Below is a listing; copy all of it exactly.

Records
━━━━━━━━━━

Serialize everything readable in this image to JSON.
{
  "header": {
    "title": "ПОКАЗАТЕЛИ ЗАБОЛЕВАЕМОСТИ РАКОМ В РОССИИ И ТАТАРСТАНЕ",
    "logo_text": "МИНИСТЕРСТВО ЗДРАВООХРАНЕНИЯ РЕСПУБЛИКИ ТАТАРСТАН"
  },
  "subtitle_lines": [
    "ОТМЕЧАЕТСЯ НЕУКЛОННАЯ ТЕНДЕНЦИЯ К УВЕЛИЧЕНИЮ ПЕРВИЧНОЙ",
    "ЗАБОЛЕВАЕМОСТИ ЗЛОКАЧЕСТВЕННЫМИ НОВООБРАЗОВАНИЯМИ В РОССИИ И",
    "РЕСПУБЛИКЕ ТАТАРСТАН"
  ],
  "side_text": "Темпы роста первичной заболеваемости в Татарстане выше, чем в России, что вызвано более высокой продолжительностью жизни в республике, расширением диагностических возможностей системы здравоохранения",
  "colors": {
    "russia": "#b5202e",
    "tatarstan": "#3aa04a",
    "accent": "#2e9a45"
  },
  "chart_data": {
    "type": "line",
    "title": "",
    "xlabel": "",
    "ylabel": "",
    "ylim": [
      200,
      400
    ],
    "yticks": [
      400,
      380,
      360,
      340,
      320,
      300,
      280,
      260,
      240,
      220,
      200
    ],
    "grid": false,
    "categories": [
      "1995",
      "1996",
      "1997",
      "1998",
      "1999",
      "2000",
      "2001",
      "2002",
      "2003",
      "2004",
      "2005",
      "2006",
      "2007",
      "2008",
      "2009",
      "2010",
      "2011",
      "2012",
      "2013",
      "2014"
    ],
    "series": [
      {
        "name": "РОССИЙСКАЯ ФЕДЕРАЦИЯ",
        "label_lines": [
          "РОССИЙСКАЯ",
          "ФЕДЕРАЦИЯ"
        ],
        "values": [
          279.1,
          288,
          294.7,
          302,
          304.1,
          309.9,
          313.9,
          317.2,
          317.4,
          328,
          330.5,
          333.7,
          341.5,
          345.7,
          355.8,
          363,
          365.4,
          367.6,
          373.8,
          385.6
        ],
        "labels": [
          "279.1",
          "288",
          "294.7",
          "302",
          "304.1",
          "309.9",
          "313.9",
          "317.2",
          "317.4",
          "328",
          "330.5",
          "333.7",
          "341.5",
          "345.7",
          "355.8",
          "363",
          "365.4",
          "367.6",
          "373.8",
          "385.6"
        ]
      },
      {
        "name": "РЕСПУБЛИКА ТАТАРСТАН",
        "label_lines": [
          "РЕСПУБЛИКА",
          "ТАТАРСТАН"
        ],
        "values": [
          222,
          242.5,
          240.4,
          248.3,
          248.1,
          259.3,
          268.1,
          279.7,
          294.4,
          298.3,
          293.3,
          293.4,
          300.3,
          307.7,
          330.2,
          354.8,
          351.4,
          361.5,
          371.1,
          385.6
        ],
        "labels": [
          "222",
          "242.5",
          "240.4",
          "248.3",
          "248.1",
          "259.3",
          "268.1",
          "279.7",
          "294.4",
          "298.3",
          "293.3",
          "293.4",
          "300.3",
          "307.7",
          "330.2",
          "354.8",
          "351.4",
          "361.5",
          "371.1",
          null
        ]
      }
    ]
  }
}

━━━━━━━━━━

### Result for this task
Serialize everything readable in this image to JSON.
{
  "header": {
    "title": "ПОКАЗАТЕЛИ ЗАБОЛЕВАЕМОСТИ РАКОМ В РОССИИ И ТАТАРСТАНЕ",
    "logo_text": "МИНИСТЕРСТВО ЗДРАВООХРАНЕНИЯ РЕСПУБЛИКИ ТАТАРСТАН"
  },
  "subtitle_lines": [
    "ОТМЕЧАЕТСЯ НЕУКЛОННАЯ ТЕНДЕНЦИЯ К УВЕЛИЧЕНИЮ ПЕРВИЧНОЙ",
    "ЗАБОЛЕВАЕМОСТИ ЗЛОКАЧЕСТВЕННЫМИ НОВООБРАЗОВАНИЯМИ В РОССИИ И",
    "РЕСПУБЛИКЕ ТАТАРСТАН"
  ],
  "side_text": "Темпы роста первичной заболеваемости в Татарстане выше, чем в России, что вызвано более высокой продолжительностью жизни в республике, расширением диагностических возможностей системы здравоохранения",
  "colors": {
    "russia": "#b5202e",
    "tatarstan": "#3aa04a",
    "accent": "#2e9a45"
  },
  "chart_data": {
    "type": "line",
    "title": "",
    "xlabel": "",
    "ylabel": "",
    "ylim": [
      200,
      400
    ],
    "yticks": [
      400,
      380,
      360,
      340,
      320,
      300,
      280,
      260,
      240,
      220,
      200
    ],
    "grid": false,
    "categories": [
      "1995",
      "1996",
      "1997",
      "1998",
      "1999",
      "2000",
      "2001",
      "2002",
      "2003",
      "2004",
      "2005",
      "2006",
      "2007",
      "2008",
      "2009",
      "2010",
      "2011",
      "2012",
      "2013",
      "2014"
    ],
    "series": [
      {
        "name": "РОССИЙСКАЯ ФЕДЕРАЦИЯ",
        "label_lines": [
          "РОССИЙСКАЯ",
          "ФЕДЕРАЦИЯ"
        ],
        "values": [
          279.1,
          288,
          294.7,
          302,
          304.1,
          309.9,
          313.9,
          317.2,
          317.4,
          328,
          330.5,
          333.7,
          341.5,
          345.7,
          355.8,
          363,
          365.4,
          367.6,
          373.8,
          385.6
        ],
        "labels": [
          "279.1",
          "288",
          "294.7",
          "302",
          "304.1",
          "309.9",
          "313.9",
          "317.2",
          "317.4",
          "328",
          "330.5",
          "333.7",
          "341.5",
          "345.7",
          "355.8",
          "363",
          "365.4",
          "367.6",
          "373.8",
          "385.6"
        ]
      },
      {
        "name": "РЕСПУБЛИКА ТАТАРСТАН",
        "label_lines": [
          "РЕСПУБЛИКА",
          "ТАТАРСТАН"
        ],
        "values": [
          222,
          242.5,
          240.4,
          248.3,
          248.1,
          259.3,
          268.1,
          279.7,
          294.4,
          298.3,
          293.3,
          293.4,
          300.3,
          307.7,
          330.2,
          354.8,
          351.4,
          361.5,
          371.1,
          385.6
        ],
        "labels": [
          "222",
          "242.5",
          "240.4",
          "248.3",
          "248.1",
          "259.3",
          "268.1",
          "279.7",
          "294.4",
          "298.3",
          "293.3",
          "293.4",
          "300.3",
          "307.7",
          "330.2",
          "354.8",
          "351.4",
          "361.5",
          "371.1",
          null
        ]
      }
    ]
  }
}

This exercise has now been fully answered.